Set out each line from the following listing that includes the word "will".

* begin Data for the task *

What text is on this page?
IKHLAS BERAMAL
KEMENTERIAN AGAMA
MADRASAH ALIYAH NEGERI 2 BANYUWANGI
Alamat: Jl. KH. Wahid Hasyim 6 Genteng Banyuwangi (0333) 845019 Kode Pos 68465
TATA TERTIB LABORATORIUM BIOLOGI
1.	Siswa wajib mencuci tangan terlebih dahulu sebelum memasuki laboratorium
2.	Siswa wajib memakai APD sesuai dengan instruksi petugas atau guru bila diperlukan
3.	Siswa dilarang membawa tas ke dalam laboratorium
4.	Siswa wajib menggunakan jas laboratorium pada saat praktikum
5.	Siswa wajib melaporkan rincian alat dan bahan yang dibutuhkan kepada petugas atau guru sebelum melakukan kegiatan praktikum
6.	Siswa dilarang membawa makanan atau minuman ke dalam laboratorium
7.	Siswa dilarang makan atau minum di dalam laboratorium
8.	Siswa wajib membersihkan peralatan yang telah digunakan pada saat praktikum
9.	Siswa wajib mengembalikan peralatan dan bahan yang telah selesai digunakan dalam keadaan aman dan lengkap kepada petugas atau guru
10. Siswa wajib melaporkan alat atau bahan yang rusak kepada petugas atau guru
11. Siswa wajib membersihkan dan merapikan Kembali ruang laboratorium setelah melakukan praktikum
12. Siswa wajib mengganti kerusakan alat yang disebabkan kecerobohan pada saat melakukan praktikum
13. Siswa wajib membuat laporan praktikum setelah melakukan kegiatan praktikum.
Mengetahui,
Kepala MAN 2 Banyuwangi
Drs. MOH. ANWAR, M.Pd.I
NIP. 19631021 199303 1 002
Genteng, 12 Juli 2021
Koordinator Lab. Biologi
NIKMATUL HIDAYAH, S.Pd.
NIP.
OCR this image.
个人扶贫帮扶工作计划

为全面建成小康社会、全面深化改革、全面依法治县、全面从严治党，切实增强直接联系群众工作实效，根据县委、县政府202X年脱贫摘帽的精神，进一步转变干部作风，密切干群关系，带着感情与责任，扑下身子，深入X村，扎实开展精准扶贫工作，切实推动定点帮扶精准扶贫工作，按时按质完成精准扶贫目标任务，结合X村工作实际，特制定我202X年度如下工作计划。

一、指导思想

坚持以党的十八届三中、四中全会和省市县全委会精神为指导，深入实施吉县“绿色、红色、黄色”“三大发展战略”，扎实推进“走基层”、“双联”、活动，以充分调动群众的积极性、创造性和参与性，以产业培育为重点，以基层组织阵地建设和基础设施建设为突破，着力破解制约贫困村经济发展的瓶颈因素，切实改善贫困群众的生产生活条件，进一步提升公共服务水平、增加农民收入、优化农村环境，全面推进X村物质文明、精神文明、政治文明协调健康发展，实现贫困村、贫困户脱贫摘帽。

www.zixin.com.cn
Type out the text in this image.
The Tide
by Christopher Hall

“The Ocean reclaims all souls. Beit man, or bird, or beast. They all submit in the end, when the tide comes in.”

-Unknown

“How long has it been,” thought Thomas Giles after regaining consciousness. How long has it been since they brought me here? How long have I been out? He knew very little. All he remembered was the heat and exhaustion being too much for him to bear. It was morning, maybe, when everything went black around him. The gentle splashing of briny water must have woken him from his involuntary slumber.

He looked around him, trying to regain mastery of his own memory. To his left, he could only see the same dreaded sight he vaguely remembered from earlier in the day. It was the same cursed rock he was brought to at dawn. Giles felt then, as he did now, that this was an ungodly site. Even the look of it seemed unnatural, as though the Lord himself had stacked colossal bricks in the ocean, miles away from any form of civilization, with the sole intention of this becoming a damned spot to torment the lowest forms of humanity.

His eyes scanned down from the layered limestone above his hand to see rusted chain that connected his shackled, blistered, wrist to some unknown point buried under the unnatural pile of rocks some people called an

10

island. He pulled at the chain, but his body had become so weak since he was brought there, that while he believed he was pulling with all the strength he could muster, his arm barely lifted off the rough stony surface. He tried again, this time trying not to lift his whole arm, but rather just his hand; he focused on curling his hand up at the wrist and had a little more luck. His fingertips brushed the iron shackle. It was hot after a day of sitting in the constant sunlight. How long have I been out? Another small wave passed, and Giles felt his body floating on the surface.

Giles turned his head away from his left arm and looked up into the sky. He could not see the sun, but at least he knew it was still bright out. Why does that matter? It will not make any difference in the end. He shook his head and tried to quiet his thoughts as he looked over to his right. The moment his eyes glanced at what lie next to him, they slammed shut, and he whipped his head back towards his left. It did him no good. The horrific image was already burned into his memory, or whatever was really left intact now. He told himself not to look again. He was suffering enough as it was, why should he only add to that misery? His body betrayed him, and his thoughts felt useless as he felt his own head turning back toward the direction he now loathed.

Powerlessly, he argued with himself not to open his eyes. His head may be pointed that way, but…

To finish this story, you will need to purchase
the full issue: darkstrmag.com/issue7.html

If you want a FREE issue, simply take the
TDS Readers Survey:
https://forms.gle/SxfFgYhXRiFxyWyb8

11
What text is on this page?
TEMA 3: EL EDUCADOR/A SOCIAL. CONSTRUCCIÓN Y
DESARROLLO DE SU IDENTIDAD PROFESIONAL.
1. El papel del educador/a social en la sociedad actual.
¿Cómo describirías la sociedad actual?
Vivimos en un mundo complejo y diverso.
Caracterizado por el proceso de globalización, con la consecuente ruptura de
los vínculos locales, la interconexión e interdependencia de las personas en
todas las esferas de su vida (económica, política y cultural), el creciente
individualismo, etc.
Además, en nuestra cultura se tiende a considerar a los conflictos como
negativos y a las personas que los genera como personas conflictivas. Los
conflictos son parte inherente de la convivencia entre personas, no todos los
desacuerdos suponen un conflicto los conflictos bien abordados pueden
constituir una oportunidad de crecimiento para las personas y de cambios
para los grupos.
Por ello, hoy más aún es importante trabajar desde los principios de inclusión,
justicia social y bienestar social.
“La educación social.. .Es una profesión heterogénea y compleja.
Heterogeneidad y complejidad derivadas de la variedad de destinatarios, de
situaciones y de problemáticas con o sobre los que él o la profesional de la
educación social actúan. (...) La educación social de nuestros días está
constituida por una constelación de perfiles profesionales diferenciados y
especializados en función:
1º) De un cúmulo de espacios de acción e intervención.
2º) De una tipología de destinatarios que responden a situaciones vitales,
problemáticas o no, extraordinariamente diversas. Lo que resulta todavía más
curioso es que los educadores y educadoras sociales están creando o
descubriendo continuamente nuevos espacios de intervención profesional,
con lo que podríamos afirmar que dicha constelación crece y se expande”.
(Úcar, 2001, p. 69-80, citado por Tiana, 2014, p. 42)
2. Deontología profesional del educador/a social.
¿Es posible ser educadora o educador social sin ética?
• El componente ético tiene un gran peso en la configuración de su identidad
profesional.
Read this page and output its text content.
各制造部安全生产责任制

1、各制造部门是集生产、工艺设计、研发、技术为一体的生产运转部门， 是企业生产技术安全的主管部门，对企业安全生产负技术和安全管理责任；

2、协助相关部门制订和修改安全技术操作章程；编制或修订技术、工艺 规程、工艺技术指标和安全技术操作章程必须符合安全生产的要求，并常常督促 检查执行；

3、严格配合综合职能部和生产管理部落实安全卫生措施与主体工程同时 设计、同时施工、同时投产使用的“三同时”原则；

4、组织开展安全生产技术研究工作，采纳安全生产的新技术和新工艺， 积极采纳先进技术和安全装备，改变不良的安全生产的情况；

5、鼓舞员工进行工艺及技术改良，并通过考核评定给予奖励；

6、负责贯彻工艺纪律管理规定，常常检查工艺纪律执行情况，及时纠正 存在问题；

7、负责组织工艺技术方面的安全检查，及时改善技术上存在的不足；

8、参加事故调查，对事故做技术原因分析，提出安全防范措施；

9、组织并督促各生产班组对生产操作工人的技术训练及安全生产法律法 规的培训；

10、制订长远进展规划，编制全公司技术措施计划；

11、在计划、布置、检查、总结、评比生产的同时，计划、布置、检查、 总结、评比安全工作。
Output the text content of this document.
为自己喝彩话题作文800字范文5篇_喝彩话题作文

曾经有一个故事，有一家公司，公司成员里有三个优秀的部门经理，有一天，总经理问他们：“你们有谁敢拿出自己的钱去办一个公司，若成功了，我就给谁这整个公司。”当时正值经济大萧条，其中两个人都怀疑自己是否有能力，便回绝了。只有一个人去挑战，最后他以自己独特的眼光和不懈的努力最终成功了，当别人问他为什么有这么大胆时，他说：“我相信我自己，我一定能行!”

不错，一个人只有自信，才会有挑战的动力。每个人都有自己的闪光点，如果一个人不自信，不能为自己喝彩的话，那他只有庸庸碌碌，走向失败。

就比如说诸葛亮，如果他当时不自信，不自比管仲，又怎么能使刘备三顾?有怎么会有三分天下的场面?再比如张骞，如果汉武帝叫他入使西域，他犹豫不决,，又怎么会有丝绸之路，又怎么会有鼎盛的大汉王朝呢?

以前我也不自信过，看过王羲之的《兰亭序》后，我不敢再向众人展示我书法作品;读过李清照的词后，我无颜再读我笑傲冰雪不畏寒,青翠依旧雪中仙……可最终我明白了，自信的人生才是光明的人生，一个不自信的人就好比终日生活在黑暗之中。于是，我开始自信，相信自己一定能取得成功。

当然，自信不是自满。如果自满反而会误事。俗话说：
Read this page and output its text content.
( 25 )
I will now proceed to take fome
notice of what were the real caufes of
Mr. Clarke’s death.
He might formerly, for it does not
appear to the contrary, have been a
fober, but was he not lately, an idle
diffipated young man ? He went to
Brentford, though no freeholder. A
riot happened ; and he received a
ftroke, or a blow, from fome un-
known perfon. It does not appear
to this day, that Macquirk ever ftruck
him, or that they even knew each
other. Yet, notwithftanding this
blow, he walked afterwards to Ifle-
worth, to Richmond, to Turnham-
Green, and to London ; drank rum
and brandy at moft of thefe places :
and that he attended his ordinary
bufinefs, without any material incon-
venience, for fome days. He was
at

* end Data for the task *

- **Task solution**:
Giles turned his head away from his left arm and looked up into the sky. He could not see the sun, but at least he knew it was still bright out. Why does that matter? It will not make any difference in the end. He shook his head and tried to quiet his thoughts as he looked over to his right. The moment his eyes glanced at what lie next to him, they slammed shut, and he whipped his head back towards his left. It did him no good. The horrific image was already burned into his memory, or whatever was really left intact now. He told himself not to look again. He was suffering enough as it was, why should he only add to that misery? His body betrayed him, and his thoughts felt useless as he felt his own head turning back toward the direction he now loathed.
To finish this story, you will need to purchase
I will now proceed to take fome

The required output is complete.